# [RECORD SET]
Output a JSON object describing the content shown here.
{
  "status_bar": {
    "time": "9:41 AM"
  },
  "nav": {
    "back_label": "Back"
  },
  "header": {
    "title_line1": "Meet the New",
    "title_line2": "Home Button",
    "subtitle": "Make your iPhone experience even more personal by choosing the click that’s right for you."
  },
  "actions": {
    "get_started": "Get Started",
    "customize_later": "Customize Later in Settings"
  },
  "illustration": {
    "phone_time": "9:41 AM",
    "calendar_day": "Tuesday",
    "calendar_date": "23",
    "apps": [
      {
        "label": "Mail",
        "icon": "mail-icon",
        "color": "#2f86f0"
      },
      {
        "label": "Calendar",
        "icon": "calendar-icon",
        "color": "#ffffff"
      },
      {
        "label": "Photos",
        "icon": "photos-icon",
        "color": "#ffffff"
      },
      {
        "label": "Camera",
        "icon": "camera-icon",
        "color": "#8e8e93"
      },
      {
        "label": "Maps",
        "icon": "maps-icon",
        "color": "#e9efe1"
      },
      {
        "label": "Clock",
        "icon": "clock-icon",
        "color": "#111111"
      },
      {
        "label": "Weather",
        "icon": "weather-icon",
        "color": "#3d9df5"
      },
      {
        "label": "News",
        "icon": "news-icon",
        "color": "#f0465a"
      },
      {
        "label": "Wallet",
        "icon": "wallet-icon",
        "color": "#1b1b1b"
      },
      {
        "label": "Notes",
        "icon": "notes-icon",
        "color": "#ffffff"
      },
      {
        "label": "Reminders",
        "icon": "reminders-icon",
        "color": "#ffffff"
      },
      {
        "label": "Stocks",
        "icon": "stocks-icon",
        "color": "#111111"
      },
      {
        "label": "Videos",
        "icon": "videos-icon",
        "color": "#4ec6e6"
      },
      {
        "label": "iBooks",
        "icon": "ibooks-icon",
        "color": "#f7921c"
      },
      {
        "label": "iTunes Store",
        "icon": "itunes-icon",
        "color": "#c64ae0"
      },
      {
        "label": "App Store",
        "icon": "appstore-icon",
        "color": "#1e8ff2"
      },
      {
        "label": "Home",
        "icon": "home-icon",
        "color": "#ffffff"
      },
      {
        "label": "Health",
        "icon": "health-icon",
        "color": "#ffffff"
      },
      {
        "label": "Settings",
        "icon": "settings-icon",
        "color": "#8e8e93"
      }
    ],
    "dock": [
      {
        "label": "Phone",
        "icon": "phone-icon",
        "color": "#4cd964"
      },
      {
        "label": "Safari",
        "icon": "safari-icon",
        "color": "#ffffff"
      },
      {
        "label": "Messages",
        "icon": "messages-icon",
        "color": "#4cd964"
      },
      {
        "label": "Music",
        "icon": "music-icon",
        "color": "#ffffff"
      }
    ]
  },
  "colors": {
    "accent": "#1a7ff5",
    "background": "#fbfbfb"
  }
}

# [WHAT IS REQUIRED]
Set down every record above exactly as given.

# [TASK ANSWER]
Output a JSON object describing the content shown here.
{
  "status_bar": {
    "time": "9:41 AM"
  },
  "nav": {
    "back_label": "Back"
  },
  "header": {
    "title_line1": "Meet the New",
    "title_line2": "Home Button",
    "subtitle": "Make your iPhone experience even more personal by choosing the click that’s right for you."
  },
  "actions": {
    "get_started": "Get Started",
    "customize_later": "Customize Later in Settings"
  },
  "illustration": {
    "phone_time": "9:41 AM",
    "calendar_day": "Tuesday",
    "calendar_date": "23",
    "apps": [
      {
        "label": "Mail",
        "icon": "mail-icon",
        "color": "#2f86f0"
      },
      {
        "label": "Calendar",
        "icon": "calendar-icon",
        "color": "#ffffff"
      },
      {
        "label": "Photos",
        "icon": "photos-icon",
        "color": "#ffffff"
      },
      {
        "label": "Camera",
        "icon": "camera-icon",
        "color": "#8e8e93"
      },
      {
        "label": "Maps",
        "icon": "maps-icon",
        "color": "#e9efe1"
      },
      {
        "label": "Clock",
        "icon": "clock-icon",
        "color": "#111111"
      },
      {
        "label": "Weather",
        "icon": "weather-icon",
        "color": "#3d9df5"
      },
      {
        "label": "News",
        "icon": "news-icon",
        "color": "#f0465a"
      },
      {
        "label": "Wallet",
        "icon": "wallet-icon",
        "color": "#1b1b1b"
      },
      {
        "label": "Notes",
        "icon": "notes-icon",
        "color": "#ffffff"
      },
      {
        "label": "Reminders",
        "icon": "reminders-icon",
        "color": "#ffffff"
      },
      {
        "label": "Stocks",
        "icon": "stocks-icon",
        "color": "#111111"
      },
      {
        "label": "Videos",
        "icon": "videos-icon",
        "color": "#4ec6e6"
      },
      {
        "label": "iBooks",
        "icon": "ibooks-icon",
        "color": "#f7921c"
      },
      {
        "label": "iTunes Store",
        "icon": "itunes-icon",
        "color": "#c64ae0"
      },
      {
        "label": "App Store",
        "icon": "appstore-icon",
        "color": "#1e8ff2"
      },
      {
        "label": "Home",
        "icon": "home-icon",
        "color": "#ffffff"
      },
      {
        "label": "Health",
        "icon": "health-icon",
        "color": "#ffffff"
      },
      {
        "label": "Settings",
        "icon": "settings-icon",
        "color": "#8e8e93"
      }
    ],
    "dock": [
      {
        "label": "Phone",
        "icon": "phone-icon",
        "color": "#4cd964"
      },
      {
        "label": "Safari",
        "icon": "safari-icon",
        "color": "#ffffff"
      },
      {
        "label": "Messages",
        "icon": "messages-icon",
        "color": "#4cd964"
      },
      {
        "label": "Music",
        "icon": "music-icon",
        "color": "#ffffff"
      }
    ]
  },
  "colors": {
    "accent": "#1a7ff5",
    "background": "#fbfbfb"
  }
}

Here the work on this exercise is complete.